Prompt – Send back all the data below, exactly as given.

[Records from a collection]
## BEGIN
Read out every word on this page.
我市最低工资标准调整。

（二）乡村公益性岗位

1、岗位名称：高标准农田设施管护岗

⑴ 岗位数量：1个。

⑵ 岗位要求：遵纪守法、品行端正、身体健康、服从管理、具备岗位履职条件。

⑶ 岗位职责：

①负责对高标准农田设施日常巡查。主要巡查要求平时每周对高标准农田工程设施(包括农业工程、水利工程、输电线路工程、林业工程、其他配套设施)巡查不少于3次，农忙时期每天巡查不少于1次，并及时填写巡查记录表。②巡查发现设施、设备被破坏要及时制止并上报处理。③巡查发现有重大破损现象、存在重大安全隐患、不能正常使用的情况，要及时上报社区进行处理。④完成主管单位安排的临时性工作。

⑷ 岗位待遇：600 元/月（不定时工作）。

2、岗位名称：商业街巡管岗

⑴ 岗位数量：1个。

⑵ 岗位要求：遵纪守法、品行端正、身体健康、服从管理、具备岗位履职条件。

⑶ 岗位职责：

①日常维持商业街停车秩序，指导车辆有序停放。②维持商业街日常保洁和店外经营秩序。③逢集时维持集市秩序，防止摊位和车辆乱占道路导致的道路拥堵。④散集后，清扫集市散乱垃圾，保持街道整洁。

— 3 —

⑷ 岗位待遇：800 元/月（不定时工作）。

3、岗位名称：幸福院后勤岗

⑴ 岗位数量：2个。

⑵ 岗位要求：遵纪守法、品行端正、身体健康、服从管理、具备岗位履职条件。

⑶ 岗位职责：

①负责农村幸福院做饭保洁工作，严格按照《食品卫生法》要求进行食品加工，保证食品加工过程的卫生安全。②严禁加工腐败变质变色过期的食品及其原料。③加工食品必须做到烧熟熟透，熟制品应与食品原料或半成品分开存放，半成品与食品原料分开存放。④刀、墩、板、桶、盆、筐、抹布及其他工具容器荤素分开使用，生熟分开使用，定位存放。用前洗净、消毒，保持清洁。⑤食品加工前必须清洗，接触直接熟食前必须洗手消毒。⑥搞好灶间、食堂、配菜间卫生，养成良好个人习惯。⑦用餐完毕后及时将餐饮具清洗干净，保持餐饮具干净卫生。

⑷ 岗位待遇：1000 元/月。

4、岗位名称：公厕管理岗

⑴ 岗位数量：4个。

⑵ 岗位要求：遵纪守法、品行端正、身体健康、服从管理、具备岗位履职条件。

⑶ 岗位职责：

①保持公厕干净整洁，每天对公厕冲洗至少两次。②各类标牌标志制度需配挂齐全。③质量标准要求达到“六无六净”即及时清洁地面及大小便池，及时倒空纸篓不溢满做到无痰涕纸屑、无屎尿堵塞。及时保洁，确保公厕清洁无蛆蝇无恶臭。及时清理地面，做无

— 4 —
## END
Completed task –
Read out every word on this page.
我市最低工资标准调整。

（二）乡村公益性岗位

1、岗位名称：高标准农田设施管护岗

⑴ 岗位数量：1个。

⑵ 岗位要求：遵纪守法、品行端正、身体健康、服从管理、具备岗位履职条件。

⑶ 岗位职责：

①负责对高标准农田设施日常巡查。主要巡查要求平时每周对高标准农田工程设施(包括农业工程、水利工程、输电线路工程、林业工程、其他配套设施)巡查不少于3次，农忙时期每天巡查不少于1次，并及时填写巡查记录表。②巡查发现设施、设备被破坏要及时制止并上报处理。③巡查发现有重大破损现象、存在重大安全隐患、不能正常使用的情况，要及时上报社区进行处理。④完成主管单位安排的临时性工作。

⑷ 岗位待遇：600 元/月（不定时工作）。

2、岗位名称：商业街巡管岗

⑴ 岗位数量：1个。

⑵ 岗位要求：遵纪守法、品行端正、身体健康、服从管理、具备岗位履职条件。

⑶ 岗位职责：

①日常维持商业街停车秩序，指导车辆有序停放。②维持商业街日常保洁和店外经营秩序。③逢集时维持集市秩序，防止摊位和车辆乱占道路导致的道路拥堵。④散集后，清扫集市散乱垃圾，保持街道整洁。

— 3 —

⑷ 岗位待遇：800 元/月（不定时工作）。

3、岗位名称：幸福院后勤岗

⑴ 岗位数量：2个。

⑵ 岗位要求：遵纪守法、品行端正、身体健康、服从管理、具备岗位履职条件。

⑶ 岗位职责：

①负责农村幸福院做饭保洁工作，严格按照《食品卫生法》要求进行食品加工，保证食品加工过程的卫生安全。②严禁加工腐败变质变色过期的食品及其原料。③加工食品必须做到烧熟熟透，熟制品应与食品原料或半成品分开存放，半成品与食品原料分开存放。④刀、墩、板、桶、盆、筐、抹布及其他工具容器荤素分开使用，生熟分开使用，定位存放。用前洗净、消毒，保持清洁。⑤食品加工前必须清洗，接触直接熟食前必须洗手消毒。⑥搞好灶间、食堂、配菜间卫生，养成良好个人习惯。⑦用餐完毕后及时将餐饮具清洗干净，保持餐饮具干净卫生。

⑷ 岗位待遇：1000 元/月。

4、岗位名称：公厕管理岗

⑴ 岗位数量：4个。

⑵ 岗位要求：遵纪守法、品行端正、身体健康、服从管理、具备岗位履职条件。

⑶ 岗位职责：

①保持公厕干净整洁，每天对公厕冲洗至少两次。②各类标牌标志制度需配挂齐全。③质量标准要求达到“六无六净”即及时清洁地面及大小便池，及时倒空纸篓不溢满做到无痰涕纸屑、无屎尿堵塞。及时保洁，确保公厕清洁无蛆蝇无恶臭。及时清理地面，做无

— 4 —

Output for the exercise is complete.